» **EXERCISE INSTRUCTIONS**: Copy all lines in which the word "mode" can be found.

» **EXCERPTED RECORDS**:
##########
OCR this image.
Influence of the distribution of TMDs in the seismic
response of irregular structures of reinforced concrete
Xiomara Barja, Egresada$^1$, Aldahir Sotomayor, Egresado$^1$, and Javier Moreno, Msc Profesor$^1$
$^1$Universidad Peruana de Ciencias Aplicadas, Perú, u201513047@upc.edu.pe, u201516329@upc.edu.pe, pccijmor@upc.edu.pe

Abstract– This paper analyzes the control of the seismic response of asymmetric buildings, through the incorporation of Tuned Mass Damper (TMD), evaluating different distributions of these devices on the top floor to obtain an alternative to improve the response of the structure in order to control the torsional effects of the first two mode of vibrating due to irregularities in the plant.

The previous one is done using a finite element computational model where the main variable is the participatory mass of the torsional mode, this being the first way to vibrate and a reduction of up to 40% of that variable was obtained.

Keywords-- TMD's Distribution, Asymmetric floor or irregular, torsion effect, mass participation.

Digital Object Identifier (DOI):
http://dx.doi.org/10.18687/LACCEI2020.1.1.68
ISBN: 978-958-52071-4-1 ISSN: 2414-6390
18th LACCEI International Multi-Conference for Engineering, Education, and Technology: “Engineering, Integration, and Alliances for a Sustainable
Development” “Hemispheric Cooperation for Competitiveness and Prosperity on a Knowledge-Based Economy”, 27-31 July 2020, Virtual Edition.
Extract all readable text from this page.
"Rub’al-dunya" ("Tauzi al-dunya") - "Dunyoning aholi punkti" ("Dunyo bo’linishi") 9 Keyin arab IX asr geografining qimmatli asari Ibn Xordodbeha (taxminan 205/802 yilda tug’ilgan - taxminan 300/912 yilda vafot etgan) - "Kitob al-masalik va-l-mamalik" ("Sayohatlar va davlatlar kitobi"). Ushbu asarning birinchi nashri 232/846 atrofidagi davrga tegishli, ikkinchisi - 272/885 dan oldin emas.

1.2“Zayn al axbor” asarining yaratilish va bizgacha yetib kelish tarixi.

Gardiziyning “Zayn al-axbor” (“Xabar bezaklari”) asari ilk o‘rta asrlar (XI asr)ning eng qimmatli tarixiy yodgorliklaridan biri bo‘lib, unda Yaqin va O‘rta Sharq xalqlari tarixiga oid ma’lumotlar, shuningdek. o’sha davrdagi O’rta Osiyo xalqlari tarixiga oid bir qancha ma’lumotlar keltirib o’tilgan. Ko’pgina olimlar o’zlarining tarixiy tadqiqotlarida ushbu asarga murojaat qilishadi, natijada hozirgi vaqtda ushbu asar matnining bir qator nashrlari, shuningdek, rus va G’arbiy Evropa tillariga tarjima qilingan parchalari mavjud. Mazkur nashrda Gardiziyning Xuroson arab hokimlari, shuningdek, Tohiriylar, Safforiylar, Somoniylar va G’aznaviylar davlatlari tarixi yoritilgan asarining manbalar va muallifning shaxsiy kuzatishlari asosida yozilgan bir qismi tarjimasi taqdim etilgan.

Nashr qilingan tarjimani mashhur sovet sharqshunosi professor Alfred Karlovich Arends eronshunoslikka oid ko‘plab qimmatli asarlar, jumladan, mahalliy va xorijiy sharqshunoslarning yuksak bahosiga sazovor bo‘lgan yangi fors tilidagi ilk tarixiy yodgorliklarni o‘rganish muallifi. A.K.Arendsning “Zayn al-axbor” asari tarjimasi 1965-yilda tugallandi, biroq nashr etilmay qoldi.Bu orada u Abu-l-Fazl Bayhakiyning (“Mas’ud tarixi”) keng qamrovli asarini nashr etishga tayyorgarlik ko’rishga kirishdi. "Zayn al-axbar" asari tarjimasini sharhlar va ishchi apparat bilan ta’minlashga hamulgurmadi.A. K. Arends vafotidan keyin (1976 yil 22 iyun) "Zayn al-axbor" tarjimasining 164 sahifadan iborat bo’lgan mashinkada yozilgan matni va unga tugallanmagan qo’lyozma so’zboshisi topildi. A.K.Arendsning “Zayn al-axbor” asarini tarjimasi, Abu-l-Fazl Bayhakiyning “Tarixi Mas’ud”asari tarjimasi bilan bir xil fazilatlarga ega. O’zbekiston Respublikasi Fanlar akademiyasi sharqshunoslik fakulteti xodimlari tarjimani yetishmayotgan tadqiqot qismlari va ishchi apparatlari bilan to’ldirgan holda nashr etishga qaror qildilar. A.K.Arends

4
##########
» **SOLUTION BELOW**:
Abstract– This paper analyzes the control of the seismic response of asymmetric buildings, through the incorporation of Tuned Mass Damper (TMD), evaluating different distributions of these devices on the top floor to obtain an alternative to improve the response of the structure in order to control the torsional effects of the first two mode of vibrating due to irregularities in the plant.
The previous one is done using a finite element computational model where the main variable is the participatory mass of the torsional mode, this being the first way to vibrate and a reduction of up to 40% of that variable was obtained.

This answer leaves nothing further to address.